= The input =
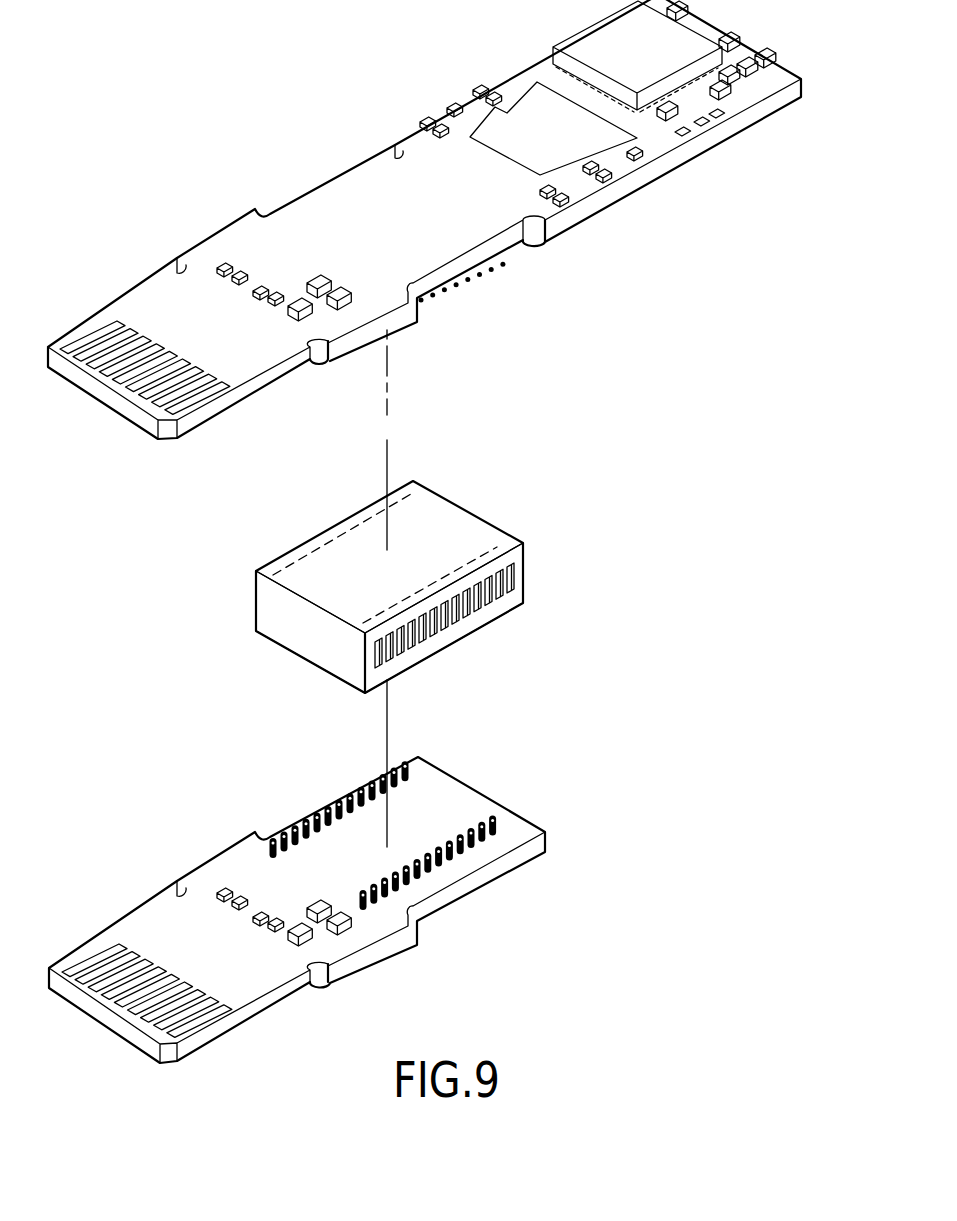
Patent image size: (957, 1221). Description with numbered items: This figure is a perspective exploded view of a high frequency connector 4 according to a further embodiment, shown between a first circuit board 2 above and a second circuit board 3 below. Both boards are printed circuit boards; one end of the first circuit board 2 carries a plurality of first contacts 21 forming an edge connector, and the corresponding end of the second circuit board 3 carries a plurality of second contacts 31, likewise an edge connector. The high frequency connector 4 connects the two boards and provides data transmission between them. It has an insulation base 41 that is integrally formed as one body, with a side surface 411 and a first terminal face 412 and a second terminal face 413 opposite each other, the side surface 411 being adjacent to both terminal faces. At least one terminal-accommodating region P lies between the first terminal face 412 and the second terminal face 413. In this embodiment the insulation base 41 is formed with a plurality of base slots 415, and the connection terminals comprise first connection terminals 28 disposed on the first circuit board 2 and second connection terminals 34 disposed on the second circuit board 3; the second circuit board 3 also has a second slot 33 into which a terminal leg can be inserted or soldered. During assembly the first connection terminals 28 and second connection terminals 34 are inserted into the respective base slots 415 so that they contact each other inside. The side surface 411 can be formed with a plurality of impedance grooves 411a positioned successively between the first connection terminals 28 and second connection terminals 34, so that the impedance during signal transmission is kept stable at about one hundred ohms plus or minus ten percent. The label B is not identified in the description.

The first circuit board 2 is at (424, 233).
The first contacts 21 is at (137, 395).
The first connection terminals 28 is at (503, 266).
The high frequency connector 4 is at (372, 572).
The insulation base 41 is at (486, 537).
The side surface 411 is at (518, 577).
The impedance grooves 411a is at (512, 585).
The first terminal face 412 is at (292, 583).
The second terminal face 413 is at (315, 666).
The base slots 415 is at (335, 540).
The terminal-accommodating region P is at (423, 495).
The top surface of housing B is at (438, 537).
The second circuit board 3 is at (303, 914).
The second contacts 31 is at (120, 990).
The second slot 33 is at (310, 825).
The second connection terminals 34 is at (495, 818).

= Exercise goal =
Put each line of the entries above into a Markdown table with the columns Row and Entry line, number the rows, and skip the blank lines. Leave the pictures out of the table.

= Solution for this problem =
| Row | Entry line |
|---|---|
| 1 | Patent image size: (957, 1221). Description with numbered items: This figure is a perspective exploded view of a high frequency connector 4 according to a further embodiment, shown between a first circuit board 2 above and a second circuit board 3 below. Both boards are printed circuit boards; one end of the first circuit board 2 carries a plurality of first contacts 21 forming an edge connector, and the corresponding end of the second circuit board 3 carries a plurality of second contacts 31, likewise an edge connector. The high frequency connector 4 connects the two boards and provides data transmission between them. It has an insulation base 41 that is integrally formed as one body, with a side surface 411 and a first terminal face 412 and a second terminal face 413 opposite each other, the side surface 411 being adjacent to both terminal faces. At least one terminal-accommodating region P lies between the first terminal face 412 and the second terminal face 413. In this embodiment the insulation base 41 is formed with a plurality of base slots 415, and the connection terminals comprise first connection terminals 28 disposed on the first circuit board 2 and second connection terminals 34 disposed on the second circuit board 3; the second circuit board 3 also has a second slot 33 into which a terminal leg can be inserted or soldered. During assembly the first connection terminals 28 and second connection terminals 34 are inserted into the respective base slots 415 so that they contact each other inside. The side surface 411 can be formed with a plurality of impedance grooves 411a positioned successively between the first connection terminals 28 and second connection terminals 34, so that the impedance during signal transmission is kept stable at about one hundred ohms plus or minus ten percent. The label B is not identified in the description. |
| 2 | The first circuit board 2 is at (424, 233). |
| 3 | The first contacts 21 is at (137, 395). |
| 4 | The first connection terminals 28 is at (503, 266). |
| 5 | The high frequency connector 4 is at (372, 572). |
| 6 | The insulation base 41 is at (486, 537). |
| 7 | The side surface 411 is at (518, 577). |
| 8 | The impedance grooves 411a is at (512, 585). |
| 9 | The first terminal face 412 is at (292, 583). |
| 10 | The second terminal face 413 is at (315, 666). |
| 11 | The base slots 415 is at (335, 540). |
| 12 | The terminal-accommodating region P is at (423, 495). |
| 13 | The top surface of housing B is at (438, 537). |
| 14 | The second circuit board 3 is at (303, 914). |
| 15 | The second contacts 31 is at (120, 990). |
| 16 | The second slot 33 is at (310, 825). |
| 17 | The second connection terminals 34 is at (495, 818). |